* RECORD EXTRACTS

┏━━

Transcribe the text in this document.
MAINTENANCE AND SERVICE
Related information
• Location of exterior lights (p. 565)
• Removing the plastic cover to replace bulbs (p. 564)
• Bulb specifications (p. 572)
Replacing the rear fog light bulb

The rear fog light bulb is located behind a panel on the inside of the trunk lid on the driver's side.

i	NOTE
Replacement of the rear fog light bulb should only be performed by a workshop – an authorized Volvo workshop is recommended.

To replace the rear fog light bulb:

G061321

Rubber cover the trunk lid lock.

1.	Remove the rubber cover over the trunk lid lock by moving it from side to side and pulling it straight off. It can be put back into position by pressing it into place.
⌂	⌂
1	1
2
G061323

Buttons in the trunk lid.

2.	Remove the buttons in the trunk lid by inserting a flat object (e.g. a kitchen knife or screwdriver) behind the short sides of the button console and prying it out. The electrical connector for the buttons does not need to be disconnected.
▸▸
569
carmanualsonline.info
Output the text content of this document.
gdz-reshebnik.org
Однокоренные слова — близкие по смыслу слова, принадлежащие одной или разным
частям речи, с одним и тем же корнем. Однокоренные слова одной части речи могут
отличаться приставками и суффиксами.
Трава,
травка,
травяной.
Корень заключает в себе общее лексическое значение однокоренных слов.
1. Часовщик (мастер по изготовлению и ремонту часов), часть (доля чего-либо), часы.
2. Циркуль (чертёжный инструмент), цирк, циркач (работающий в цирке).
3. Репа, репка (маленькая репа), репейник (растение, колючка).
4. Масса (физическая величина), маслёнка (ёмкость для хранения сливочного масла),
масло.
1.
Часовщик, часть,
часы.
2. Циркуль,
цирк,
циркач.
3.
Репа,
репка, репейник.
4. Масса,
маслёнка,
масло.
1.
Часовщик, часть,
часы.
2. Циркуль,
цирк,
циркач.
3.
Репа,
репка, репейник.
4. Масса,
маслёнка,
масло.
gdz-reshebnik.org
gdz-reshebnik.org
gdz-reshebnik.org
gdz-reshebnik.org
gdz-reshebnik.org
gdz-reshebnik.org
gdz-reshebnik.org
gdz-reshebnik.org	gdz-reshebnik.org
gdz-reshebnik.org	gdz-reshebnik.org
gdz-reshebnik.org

┗━━

* EXERCISE INSTRUCTIONS
Find the word "cover" in the material, then list each line that holds it.

* TASK RESPONSE
• Removing the plastic cover to replace bulbs (p. 564)
Rubber cover the trunk lid lock.
1.	Remove the rubber cover over the trunk lid lock by moving it from side to side and pulling it straight off. It can be put back into position by pressing it into place.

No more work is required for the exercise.